Rewrite the part of the material that opens with the line containing "List all visible" and closes with the line containing "stat-label: Remates (923, 358, 981, 375)", both included, as a Markdown table with the columns Row and Line. Give each line its own numbered row and leave out blank lines.

*** Dataset entries

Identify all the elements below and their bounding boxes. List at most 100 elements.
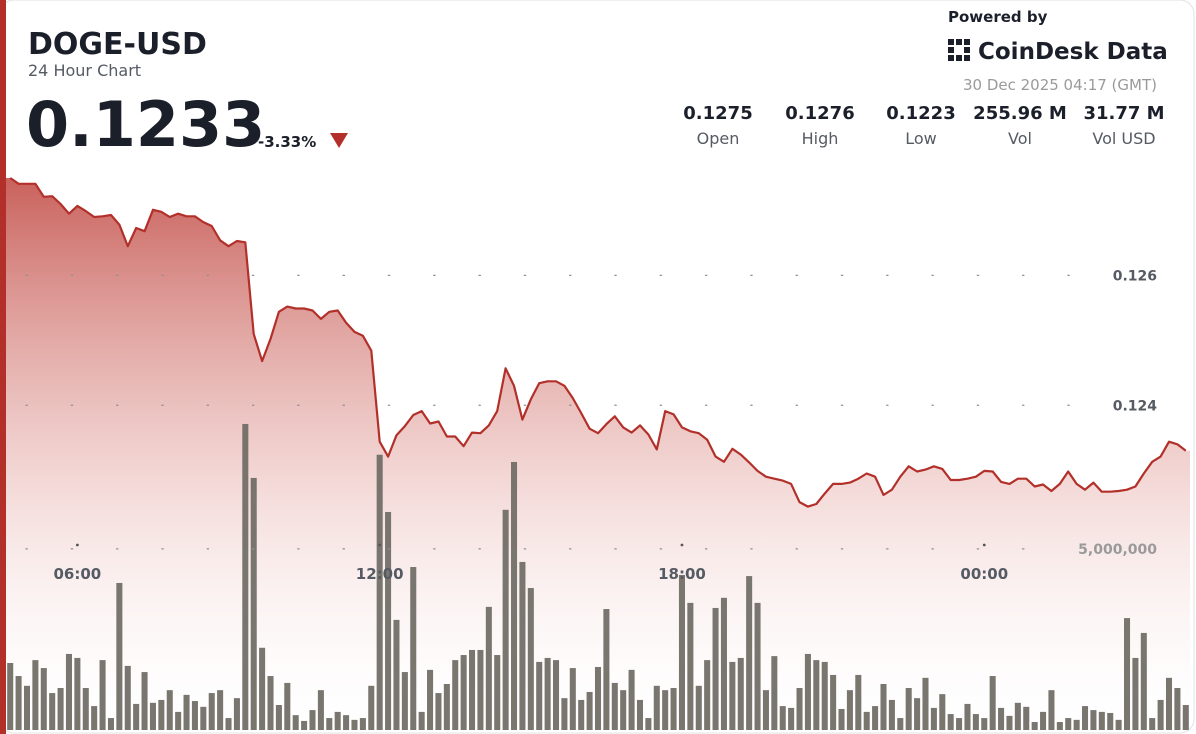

******
*** Dataset entries

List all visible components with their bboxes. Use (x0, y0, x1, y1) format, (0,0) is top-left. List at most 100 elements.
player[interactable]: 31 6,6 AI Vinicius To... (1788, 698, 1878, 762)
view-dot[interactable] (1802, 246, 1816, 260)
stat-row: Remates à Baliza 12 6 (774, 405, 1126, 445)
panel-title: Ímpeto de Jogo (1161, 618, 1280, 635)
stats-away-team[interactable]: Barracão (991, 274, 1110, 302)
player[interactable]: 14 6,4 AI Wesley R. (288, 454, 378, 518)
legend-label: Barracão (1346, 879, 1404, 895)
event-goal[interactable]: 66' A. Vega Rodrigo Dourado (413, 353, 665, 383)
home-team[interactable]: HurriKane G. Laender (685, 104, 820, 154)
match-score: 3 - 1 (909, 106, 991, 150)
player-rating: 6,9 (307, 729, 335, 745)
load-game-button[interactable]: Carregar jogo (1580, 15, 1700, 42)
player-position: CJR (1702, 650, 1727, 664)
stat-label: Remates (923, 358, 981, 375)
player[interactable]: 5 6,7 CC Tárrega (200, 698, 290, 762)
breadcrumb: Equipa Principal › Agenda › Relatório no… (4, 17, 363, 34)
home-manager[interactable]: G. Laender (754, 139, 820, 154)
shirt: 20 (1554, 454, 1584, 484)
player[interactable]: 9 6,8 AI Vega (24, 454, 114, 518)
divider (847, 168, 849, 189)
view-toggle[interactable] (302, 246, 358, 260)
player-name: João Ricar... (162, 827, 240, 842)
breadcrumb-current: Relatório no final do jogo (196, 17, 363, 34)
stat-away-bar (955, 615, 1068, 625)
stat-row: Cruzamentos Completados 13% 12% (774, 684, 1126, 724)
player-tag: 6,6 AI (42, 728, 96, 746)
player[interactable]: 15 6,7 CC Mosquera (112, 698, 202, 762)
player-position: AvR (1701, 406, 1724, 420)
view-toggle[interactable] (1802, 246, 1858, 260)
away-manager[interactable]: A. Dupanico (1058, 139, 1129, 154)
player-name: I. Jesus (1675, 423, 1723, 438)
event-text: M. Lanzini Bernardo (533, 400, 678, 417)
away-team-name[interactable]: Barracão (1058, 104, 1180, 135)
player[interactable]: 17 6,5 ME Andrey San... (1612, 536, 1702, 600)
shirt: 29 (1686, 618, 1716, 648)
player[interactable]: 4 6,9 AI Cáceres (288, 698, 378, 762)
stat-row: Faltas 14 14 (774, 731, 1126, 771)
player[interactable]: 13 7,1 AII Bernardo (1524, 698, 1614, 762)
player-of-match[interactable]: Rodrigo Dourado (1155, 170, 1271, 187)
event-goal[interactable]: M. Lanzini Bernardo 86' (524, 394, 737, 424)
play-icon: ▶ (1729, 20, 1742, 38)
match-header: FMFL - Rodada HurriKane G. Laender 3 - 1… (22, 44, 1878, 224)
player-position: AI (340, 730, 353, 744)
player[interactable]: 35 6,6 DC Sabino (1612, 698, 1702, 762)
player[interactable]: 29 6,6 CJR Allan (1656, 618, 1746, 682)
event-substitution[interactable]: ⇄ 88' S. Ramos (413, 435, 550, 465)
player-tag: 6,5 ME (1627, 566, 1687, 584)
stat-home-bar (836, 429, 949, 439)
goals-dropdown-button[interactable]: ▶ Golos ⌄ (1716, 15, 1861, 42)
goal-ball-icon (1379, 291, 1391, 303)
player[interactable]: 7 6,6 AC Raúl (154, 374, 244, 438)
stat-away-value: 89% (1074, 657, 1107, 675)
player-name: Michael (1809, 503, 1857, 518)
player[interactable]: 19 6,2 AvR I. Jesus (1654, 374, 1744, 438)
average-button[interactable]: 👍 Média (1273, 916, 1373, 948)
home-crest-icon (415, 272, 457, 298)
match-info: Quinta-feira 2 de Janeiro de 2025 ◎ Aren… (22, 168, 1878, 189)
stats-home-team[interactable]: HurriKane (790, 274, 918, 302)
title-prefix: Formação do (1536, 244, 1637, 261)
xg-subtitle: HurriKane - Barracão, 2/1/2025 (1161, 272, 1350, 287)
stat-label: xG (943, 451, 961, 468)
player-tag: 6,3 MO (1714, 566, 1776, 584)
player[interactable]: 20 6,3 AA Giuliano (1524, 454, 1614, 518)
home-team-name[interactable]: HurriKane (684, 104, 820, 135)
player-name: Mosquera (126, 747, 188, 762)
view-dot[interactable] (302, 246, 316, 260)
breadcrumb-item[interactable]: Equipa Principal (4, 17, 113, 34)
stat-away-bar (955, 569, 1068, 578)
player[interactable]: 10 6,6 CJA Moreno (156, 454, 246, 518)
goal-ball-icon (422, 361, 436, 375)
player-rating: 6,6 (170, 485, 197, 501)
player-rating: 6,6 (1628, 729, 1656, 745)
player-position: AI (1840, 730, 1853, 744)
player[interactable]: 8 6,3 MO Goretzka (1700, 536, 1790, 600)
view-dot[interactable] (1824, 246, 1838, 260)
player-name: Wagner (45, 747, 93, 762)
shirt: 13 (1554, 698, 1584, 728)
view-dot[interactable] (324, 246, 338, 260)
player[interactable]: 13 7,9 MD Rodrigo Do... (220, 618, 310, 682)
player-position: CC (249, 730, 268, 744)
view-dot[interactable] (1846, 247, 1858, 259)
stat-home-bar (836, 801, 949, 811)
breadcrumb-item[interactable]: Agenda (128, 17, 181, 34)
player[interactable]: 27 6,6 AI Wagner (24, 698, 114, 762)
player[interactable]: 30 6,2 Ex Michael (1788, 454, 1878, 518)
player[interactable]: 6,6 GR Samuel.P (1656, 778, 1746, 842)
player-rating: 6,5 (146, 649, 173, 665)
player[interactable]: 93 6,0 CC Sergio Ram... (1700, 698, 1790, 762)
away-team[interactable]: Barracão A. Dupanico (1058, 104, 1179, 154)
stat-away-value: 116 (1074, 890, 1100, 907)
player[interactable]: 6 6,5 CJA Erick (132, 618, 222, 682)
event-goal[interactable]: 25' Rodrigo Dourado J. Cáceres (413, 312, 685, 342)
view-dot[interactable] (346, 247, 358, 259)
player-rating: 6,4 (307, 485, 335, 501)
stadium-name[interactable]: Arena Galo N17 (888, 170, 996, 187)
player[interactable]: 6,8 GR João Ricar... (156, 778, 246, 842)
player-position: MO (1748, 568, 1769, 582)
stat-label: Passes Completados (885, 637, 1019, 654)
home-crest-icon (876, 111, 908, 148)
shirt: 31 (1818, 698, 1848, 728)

******

▸ Exercise answer:
| Row | Line |
|---|---|
| 1 | List all visible components with their bboxes. Use (x0, y0, x1, y1) format, (0,0) is top-left. List at most 100 elements. |
| 2 | player[interactable]: 31 6,6 AI Vinicius To... (1788, 698, 1878, 762) |
| 3 | view-dot[interactable] (1802, 246, 1816, 260) |
| 4 | stat-row: Remates à Baliza 12 6 (774, 405, 1126, 445) |
| 5 | panel-title: Ímpeto de Jogo (1161, 618, 1280, 635) |
| 6 | stats-away-team[interactable]: Barracão (991, 274, 1110, 302) |
| 7 | player[interactable]: 14 6,4 AI Wesley R. (288, 454, 378, 518) |
| 8 | legend-label: Barracão (1346, 879, 1404, 895) |
| 9 | event-goal[interactable]: 66' A. Vega Rodrigo Dourado (413, 353, 665, 383) |
| 10 | home-team[interactable]: HurriKane G. Laender (685, 104, 820, 154) |
| 11 | match-score: 3 - 1 (909, 106, 991, 150) |
| 12 | player-rating: 6,9 (307, 729, 335, 745) |
| 13 | load-game-button[interactable]: Carregar jogo (1580, 15, 1700, 42) |
| 14 | player-position: CJR (1702, 650, 1727, 664) |
| 15 | stat-label: Remates (923, 358, 981, 375) |